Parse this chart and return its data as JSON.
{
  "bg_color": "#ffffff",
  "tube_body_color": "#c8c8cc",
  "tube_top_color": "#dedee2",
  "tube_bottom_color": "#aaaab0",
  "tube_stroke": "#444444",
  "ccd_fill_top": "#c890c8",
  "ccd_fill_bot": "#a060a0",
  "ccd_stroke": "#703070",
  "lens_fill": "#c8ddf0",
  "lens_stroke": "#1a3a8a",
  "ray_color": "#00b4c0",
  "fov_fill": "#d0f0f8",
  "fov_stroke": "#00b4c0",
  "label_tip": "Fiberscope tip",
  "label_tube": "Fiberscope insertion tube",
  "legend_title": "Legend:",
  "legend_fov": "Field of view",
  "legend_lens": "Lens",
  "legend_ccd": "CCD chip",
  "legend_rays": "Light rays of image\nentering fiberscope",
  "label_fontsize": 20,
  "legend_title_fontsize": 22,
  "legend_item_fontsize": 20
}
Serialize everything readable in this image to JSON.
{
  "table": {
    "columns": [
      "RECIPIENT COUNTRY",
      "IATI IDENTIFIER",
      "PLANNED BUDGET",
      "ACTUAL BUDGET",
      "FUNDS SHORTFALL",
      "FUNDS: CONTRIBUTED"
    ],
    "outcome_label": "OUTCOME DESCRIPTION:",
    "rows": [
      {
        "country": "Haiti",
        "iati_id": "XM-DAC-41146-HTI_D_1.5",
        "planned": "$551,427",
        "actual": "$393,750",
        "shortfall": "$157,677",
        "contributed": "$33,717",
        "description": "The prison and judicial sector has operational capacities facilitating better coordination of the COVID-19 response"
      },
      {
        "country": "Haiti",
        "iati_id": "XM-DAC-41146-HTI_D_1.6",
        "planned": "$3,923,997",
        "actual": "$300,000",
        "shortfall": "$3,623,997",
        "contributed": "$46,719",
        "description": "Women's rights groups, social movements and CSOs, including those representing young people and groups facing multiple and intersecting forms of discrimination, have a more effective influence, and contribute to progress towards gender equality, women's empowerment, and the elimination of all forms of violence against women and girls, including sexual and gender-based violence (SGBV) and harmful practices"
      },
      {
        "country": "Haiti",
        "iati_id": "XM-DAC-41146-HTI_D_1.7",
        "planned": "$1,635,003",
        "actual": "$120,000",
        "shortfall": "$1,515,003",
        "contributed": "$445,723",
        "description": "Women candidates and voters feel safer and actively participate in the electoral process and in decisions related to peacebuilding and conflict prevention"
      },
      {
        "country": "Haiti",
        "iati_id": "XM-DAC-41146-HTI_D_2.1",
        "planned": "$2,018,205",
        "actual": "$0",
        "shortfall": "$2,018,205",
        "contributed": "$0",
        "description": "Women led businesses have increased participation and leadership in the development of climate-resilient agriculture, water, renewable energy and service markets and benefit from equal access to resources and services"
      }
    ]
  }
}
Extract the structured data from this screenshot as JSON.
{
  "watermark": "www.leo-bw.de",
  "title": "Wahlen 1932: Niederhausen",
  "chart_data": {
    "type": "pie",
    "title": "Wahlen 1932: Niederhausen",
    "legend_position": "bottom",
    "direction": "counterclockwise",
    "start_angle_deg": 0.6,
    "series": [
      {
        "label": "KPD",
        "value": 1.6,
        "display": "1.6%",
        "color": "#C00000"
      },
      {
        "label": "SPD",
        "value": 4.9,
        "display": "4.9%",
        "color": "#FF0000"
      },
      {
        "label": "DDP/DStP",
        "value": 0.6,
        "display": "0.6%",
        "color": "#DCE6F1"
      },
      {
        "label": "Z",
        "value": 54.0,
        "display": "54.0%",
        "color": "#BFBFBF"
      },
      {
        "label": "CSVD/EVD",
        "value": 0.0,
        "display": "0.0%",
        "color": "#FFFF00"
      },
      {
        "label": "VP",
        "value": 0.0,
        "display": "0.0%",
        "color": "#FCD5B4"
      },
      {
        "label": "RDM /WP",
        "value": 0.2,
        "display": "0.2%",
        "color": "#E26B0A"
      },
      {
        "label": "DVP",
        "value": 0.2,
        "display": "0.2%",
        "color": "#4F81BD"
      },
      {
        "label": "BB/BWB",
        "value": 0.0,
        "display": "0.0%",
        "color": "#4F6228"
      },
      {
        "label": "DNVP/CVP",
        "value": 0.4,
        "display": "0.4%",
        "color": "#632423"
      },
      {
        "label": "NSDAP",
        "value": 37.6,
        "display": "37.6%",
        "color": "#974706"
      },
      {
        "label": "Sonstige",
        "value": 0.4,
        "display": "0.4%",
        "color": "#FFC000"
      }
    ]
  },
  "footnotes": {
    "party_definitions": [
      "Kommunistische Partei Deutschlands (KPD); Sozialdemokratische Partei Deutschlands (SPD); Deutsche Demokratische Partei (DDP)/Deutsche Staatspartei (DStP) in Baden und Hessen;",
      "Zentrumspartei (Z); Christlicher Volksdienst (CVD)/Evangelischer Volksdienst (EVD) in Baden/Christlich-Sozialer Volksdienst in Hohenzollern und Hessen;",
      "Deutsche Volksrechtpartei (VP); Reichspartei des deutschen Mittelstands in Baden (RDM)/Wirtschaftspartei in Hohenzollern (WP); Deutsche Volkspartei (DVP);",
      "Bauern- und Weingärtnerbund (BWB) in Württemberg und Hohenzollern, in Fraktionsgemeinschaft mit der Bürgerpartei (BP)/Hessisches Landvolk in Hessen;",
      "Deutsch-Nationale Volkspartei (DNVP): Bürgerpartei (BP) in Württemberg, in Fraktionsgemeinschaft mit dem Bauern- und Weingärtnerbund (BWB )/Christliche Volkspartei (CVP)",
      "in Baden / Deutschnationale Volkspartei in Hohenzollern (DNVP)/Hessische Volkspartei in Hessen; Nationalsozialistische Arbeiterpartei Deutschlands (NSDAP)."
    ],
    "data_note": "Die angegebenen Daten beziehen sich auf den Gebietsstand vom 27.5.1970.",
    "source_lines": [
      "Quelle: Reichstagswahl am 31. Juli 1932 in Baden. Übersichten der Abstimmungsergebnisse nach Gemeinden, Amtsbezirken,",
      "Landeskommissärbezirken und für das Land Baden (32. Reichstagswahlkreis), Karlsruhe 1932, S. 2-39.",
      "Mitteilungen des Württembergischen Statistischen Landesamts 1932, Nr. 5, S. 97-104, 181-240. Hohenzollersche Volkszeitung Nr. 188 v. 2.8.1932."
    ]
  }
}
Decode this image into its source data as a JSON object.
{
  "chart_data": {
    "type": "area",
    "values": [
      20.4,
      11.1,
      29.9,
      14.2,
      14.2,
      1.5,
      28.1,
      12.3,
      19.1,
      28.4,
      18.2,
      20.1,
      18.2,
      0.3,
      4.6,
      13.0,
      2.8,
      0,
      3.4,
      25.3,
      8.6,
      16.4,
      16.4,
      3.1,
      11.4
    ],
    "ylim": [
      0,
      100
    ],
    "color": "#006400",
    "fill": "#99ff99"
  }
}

BRIEF —
Transcribe the data above in full, exactly.

RESULT FOR THIS TASK —
Parse this chart and return its data as JSON.
{
  "bg_color": "#ffffff",
  "tube_body_color": "#c8c8cc",
  "tube_top_color": "#dedee2",
  "tube_bottom_color": "#aaaab0",
  "tube_stroke": "#444444",
  "ccd_fill_top": "#c890c8",
  "ccd_fill_bot": "#a060a0",
  "ccd_stroke": "#703070",
  "lens_fill": "#c8ddf0",
  "lens_stroke": "#1a3a8a",
  "ray_color": "#00b4c0",
  "fov_fill": "#d0f0f8",
  "fov_stroke": "#00b4c0",
  "label_tip": "Fiberscope tip",
  "label_tube": "Fiberscope insertion tube",
  "legend_title": "Legend:",
  "legend_fov": "Field of view",
  "legend_lens": "Lens",
  "legend_ccd": "CCD chip",
  "legend_rays": "Light rays of image\nentering fiberscope",
  "label_fontsize": 20,
  "legend_title_fontsize": 22,
  "legend_item_fontsize": 20
}
Serialize everything readable in this image to JSON.
{
  "table": {
    "columns": [
      "RECIPIENT COUNTRY",
      "IATI IDENTIFIER",
      "PLANNED BUDGET",
      "ACTUAL BUDGET",
      "FUNDS SHORTFALL",
      "FUNDS: CONTRIBUTED"
    ],
    "outcome_label": "OUTCOME DESCRIPTION:",
    "rows": [
      {
        "country": "Haiti",
        "iati_id": "XM-DAC-41146-HTI_D_1.5",
        "planned": "$551,427",
        "actual": "$393,750",
        "shortfall": "$157,677",
        "contributed": "$33,717",
        "description": "The prison and judicial sector has operational capacities facilitating better coordination of the COVID-19 response"
      },
      {
        "country": "Haiti",
        "iati_id": "XM-DAC-41146-HTI_D_1.6",
        "planned": "$3,923,997",
        "actual": "$300,000",
        "shortfall": "$3,623,997",
        "contributed": "$46,719",
        "description": "Women's rights groups, social movements and CSOs, including those representing young people and groups facing multiple and intersecting forms of discrimination, have a more effective influence, and contribute to progress towards gender equality, women's empowerment, and the elimination of all forms of violence against women and girls, including sexual and gender-based violence (SGBV) and harmful practices"
      },
      {
        "country": "Haiti",
        "iati_id": "XM-DAC-41146-HTI_D_1.7",
        "planned": "$1,635,003",
        "actual": "$120,000",
        "shortfall": "$1,515,003",
        "contributed": "$445,723",
        "description": "Women candidates and voters feel safer and actively participate in the electoral process and in decisions related to peacebuilding and conflict prevention"
      },
      {
        "country": "Haiti",
        "iati_id": "XM-DAC-41146-HTI_D_2.1",
        "planned": "$2,018,205",
        "actual": "$0",
        "shortfall": "$2,018,205",
        "contributed": "$0",
        "description": "Women led businesses have increased participation and leadership in the development of climate-resilient agriculture, water, renewable energy and service markets and benefit from equal access to resources and services"
      }
    ]
  }
}
Extract the structured data from this screenshot as JSON.
{
  "watermark": "www.leo-bw.de",
  "title": "Wahlen 1932: Niederhausen",
  "chart_data": {
    "type": "pie",
    "title": "Wahlen 1932: Niederhausen",
    "legend_position": "bottom",
    "direction": "counterclockwise",
    "start_angle_deg": 0.6,
    "series": [
      {
        "label": "KPD",
        "value": 1.6,
        "display": "1.6%",
        "color": "#C00000"
      },
      {
        "label": "SPD",
        "value": 4.9,
        "display": "4.9%",
        "color": "#FF0000"
      },
      {
        "label": "DDP/DStP",
        "value": 0.6,
        "display": "0.6%",
        "color": "#DCE6F1"
      },
      {
        "label": "Z",
        "value": 54.0,
        "display": "54.0%",
        "color": "#BFBFBF"
      },
      {
        "label": "CSVD/EVD",
        "value": 0.0,
        "display": "0.0%",
        "color": "#FFFF00"
      },
      {
        "label": "VP",
        "value": 0.0,
        "display": "0.0%",
        "color": "#FCD5B4"
      },
      {
        "label": "RDM /WP",
        "value": 0.2,
        "display": "0.2%",
        "color": "#E26B0A"
      },
      {
        "label": "DVP",
        "value": 0.2,
        "display": "0.2%",
        "color": "#4F81BD"
      },
      {
        "label": "BB/BWB",
        "value": 0.0,
        "display": "0.0%",
        "color": "#4F6228"
      },
      {
        "label": "DNVP/CVP",
        "value": 0.4,
        "display": "0.4%",
        "color": "#632423"
      },
      {
        "label": "NSDAP",
        "value": 37.6,
        "display": "37.6%",
        "color": "#974706"
      },
      {
        "label": "Sonstige",
        "value": 0.4,
        "display": "0.4%",
        "color": "#FFC000"
      }
    ]
  },
  "footnotes": {
    "party_definitions": [
      "Kommunistische Partei Deutschlands (KPD); Sozialdemokratische Partei Deutschlands (SPD); Deutsche Demokratische Partei (DDP)/Deutsche Staatspartei (DStP) in Baden und Hessen;",
      "Zentrumspartei (Z); Christlicher Volksdienst (CVD)/Evangelischer Volksdienst (EVD) in Baden/Christlich-Sozialer Volksdienst in Hohenzollern und Hessen;",
      "Deutsche Volksrechtpartei (VP); Reichspartei des deutschen Mittelstands in Baden (RDM)/Wirtschaftspartei in Hohenzollern (WP); Deutsche Volkspartei (DVP);",
      "Bauern- und Weingärtnerbund (BWB) in Württemberg und Hohenzollern, in Fraktionsgemeinschaft mit der Bürgerpartei (BP)/Hessisches Landvolk in Hessen;",
      "Deutsch-Nationale Volkspartei (DNVP): Bürgerpartei (BP) in Württemberg, in Fraktionsgemeinschaft mit dem Bauern- und Weingärtnerbund (BWB )/Christliche Volkspartei (CVP)",
      "in Baden / Deutschnationale Volkspartei in Hohenzollern (DNVP)/Hessische Volkspartei in Hessen; Nationalsozialistische Arbeiterpartei Deutschlands (NSDAP)."
    ],
    "data_note": "Die angegebenen Daten beziehen sich auf den Gebietsstand vom 27.5.1970.",
    "source_lines": [
      "Quelle: Reichstagswahl am 31. Juli 1932 in Baden. Übersichten der Abstimmungsergebnisse nach Gemeinden, Amtsbezirken,",
      "Landeskommissärbezirken und für das Land Baden (32. Reichstagswahlkreis), Karlsruhe 1932, S. 2-39.",
      "Mitteilungen des Württembergischen Statistischen Landesamts 1932, Nr. 5, S. 97-104, 181-240. Hohenzollersche Volkszeitung Nr. 188 v. 2.8.1932."
    ]
  }
}
Decode this image into its source data as a JSON object.
{
  "chart_data": {
    "type": "area",
    "values": [
      20.4,
      11.1,
      29.9,
      14.2,
      14.2,
      1.5,
      28.1,
      12.3,
      19.1,
      28.4,
      18.2,
      20.1,
      18.2,
      0.3,
      4.6,
      13.0,
      2.8,
      0,
      3.4,
      25.3,
      8.6,
      16.4,
      16.4,
      3.1,
      11.4
    ],
    "ylim": [
      0,
      100
    ],
    "color": "#006400",
    "fill": "#99ff99"
  }
}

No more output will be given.